Output the lines from the one with "localize each UI" up to and including the one with "396, 266, 482]" as a two-column CSV with the headers instruction and response. Each row holds one instruction and its answer, each in a single quoted field with line breaks replaced by spaces, and the pictures are left out.

_ENTRIES SUPPLIED_.
-------

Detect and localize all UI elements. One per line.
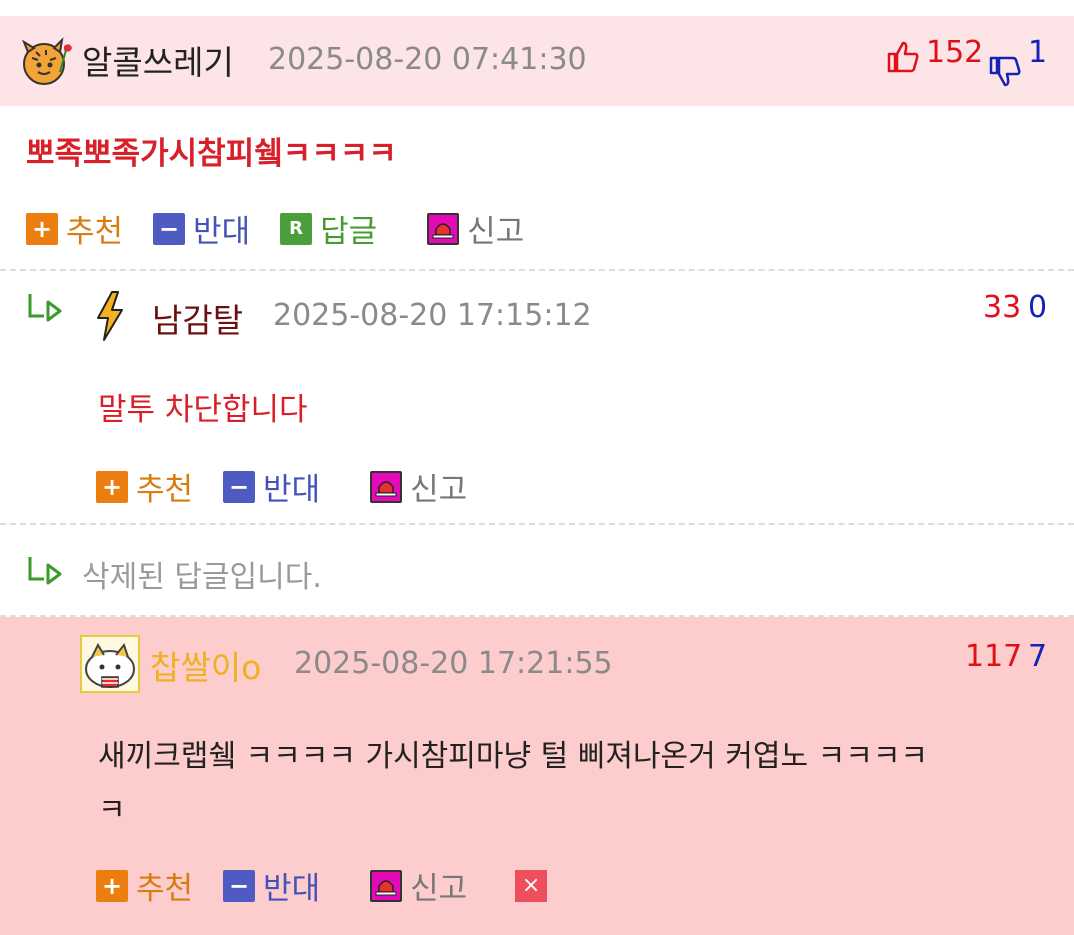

-------

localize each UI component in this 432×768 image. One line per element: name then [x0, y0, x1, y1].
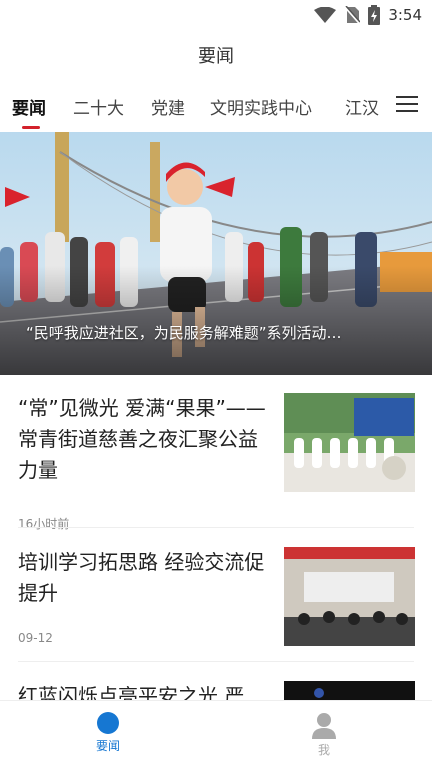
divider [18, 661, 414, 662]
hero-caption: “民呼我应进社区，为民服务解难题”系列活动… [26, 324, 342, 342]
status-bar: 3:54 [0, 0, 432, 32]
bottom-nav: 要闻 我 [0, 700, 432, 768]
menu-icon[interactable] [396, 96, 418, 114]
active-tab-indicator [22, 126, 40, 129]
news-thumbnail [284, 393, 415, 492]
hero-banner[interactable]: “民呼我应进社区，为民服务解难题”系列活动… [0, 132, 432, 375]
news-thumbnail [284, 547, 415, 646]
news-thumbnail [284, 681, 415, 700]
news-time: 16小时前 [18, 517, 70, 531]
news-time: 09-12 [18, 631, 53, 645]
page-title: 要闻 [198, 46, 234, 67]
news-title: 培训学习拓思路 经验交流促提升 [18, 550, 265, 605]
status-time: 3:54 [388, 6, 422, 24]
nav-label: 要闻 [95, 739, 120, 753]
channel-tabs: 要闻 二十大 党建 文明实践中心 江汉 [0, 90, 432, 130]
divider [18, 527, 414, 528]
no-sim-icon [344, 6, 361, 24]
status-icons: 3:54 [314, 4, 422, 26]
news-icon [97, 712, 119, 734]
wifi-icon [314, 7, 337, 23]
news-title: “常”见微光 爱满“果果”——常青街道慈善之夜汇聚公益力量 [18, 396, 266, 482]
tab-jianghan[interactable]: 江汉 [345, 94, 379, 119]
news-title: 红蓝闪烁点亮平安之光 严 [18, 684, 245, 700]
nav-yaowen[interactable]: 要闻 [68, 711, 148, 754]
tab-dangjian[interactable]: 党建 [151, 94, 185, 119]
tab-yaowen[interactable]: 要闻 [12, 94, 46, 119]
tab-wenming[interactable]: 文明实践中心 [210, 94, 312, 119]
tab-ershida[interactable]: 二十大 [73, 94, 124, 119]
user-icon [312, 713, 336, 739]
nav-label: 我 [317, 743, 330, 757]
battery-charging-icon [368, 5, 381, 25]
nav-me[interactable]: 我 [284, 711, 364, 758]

-------

_TASK SOLUTION_.
instruction,response
"localize each UI component in this 432×768 image. One line per element: name then [x0, y0, x1, y1].","divider [18, 661, 414, 662] hero-caption: “民呼我应进社区，为民服务解难题”系列活动… [26, 324, 342, 342] status-bar: 3:54 [0, 0, 432, 32] bottom-nav: 要闻 我 [0, 700, 432, 768] menu-icon[interactable] [396, 96, 418, 114] active-tab-indicator [22, 126, 40, 129] news-thumbnail [284, 393, 415, 492] hero-banner[interactable]: “民呼我应进社区，为民服务解难题”系列活动… [0, 132, 432, 375] news-thumbnail [284, 547, 415, 646] news-thumbnail [284, 681, 415, 700] news-time: 16小时前 [18, 517, 70, 531] news-time: 09-12 [18, 631, 53, 645] page-title: 要闻 [198, 46, 234, 67] news-title: 培训学习拓思路 经验交流促提升 [18, 550, 265, 605] status-time: 3:54 [388, 6, 422, 24] nav-label: 要闻 [95, 739, 120, 753] channel-tabs: 要闻 二十大 党建 文明实践中心 江汉 [0, 90, 432, 130] divider [18, 527, 414, 528] no-sim-icon [344, 6, 361, 24] status-icons: 3:54 [314, 4, 422, 26] news-icon [97, 712, 119, 734] wifi-icon [314, 7, 337, 23] news-title: “常”见微光 爱满“果果”——常青街道慈善之夜汇聚公益力量 [18, 396, 266, 482]"